↓

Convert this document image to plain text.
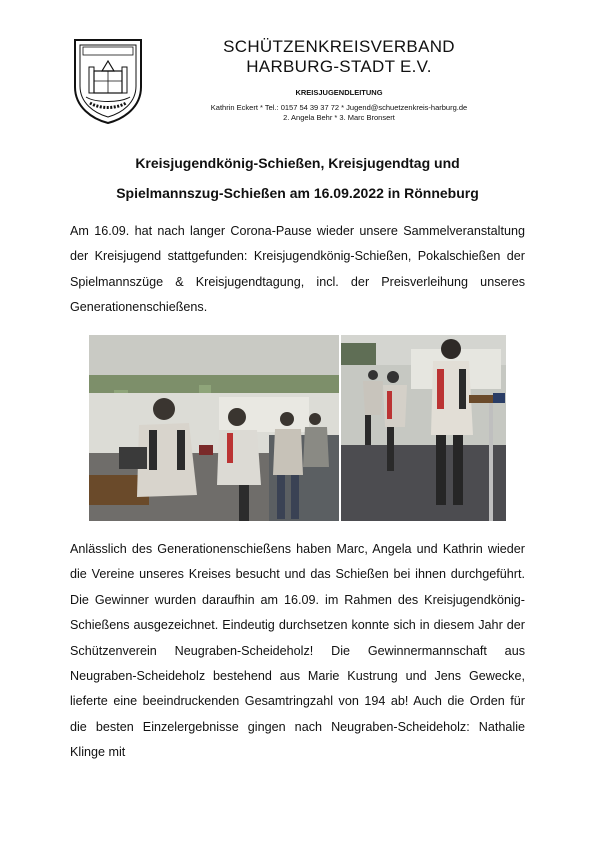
SCHÜTZENKREISVERBAND
HARBURG-STADT E.V.
KREISJUGENDLEITUNG
Kathrin Eckert * Tel.: 0157 54 39 37 72 * Jugend@schuetzenkreis-harburg.de
2. Angela Behr * 3. Marc Bronsert
Kreisjugendkönig-Schießen, Kreisjugendtag und
Spielmannszug-Schießen am 16.09.2022 in Rönneburg
Am 16.09. hat nach langer Corona-Pause wieder unsere Sammelveranstaltung der Kreisjugend stattgefunden: Kreisjugendkönig-Schießen, Pokalschießen der Spielmannszüge & Kreisjugendtagung, incl. der Preisverleihung unseres Generationenschießens.
Anlässlich des Generationenschießens haben Marc, Angela und Kathrin wieder die Vereine unseres Kreises besucht und das Schießen bei ihnen durchgeführt. Die Gewinner wurden daraufhin am 16.09. im Rahmen des Kreisjugendkönig-Schießens ausgezeichnet. Eindeutig durchsetzen konnte sich in diesem Jahr der Schützenverein Neugraben-Scheideholz! Die Gewinnermannschaft aus Neugraben-Scheideholz bestehend aus Marie Kustrung und Jens Gewecke, lieferte eine beeindruckenden Gesamtringzahl von 194 ab! Auch die Orden für die besten Einzelergebnisse gingen nach Neugraben-Scheideholz: Nathalie Klinge mit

↑

▶ _Work instructions_: Reproduce every line of the material precisely, omitting its pictures.

▶ _Expected answer_:
Convert this document image to plain text.
SCHÜTZENKREISVERBAND
HARBURG-STADT E.V.
KREISJUGENDLEITUNG
Kathrin Eckert * Tel.: 0157 54 39 37 72 * Jugend@schuetzenkreis-harburg.de
2. Angela Behr * 3. Marc Bronsert
Kreisjugendkönig-Schießen, Kreisjugendtag und
Spielmannszug-Schießen am 16.09.2022 in Rönneburg
Am 16.09. hat nach langer Corona-Pause wieder unsere Sammelveranstaltung der Kreisjugend stattgefunden: Kreisjugendkönig-Schießen, Pokalschießen der Spielmannszüge & Kreisjugendtagung, incl. der Preisverleihung unseres Generationenschießens.
Anlässlich des Generationenschießens haben Marc, Angela und Kathrin wieder die Vereine unseres Kreises besucht und das Schießen bei ihnen durchgeführt. Die Gewinner wurden daraufhin am 16.09. im Rahmen des Kreisjugendkönig-Schießens ausgezeichnet. Eindeutig durchsetzen konnte sich in diesem Jahr der Schützenverein Neugraben-Scheideholz! Die Gewinnermannschaft aus Neugraben-Scheideholz bestehend aus Marie Kustrung und Jens Gewecke, lieferte eine beeindruckenden Gesamtringzahl von 194 ab! Auch die Orden für die besten Einzelergebnisse gingen nach Neugraben-Scheideholz: Nathalie Klinge mit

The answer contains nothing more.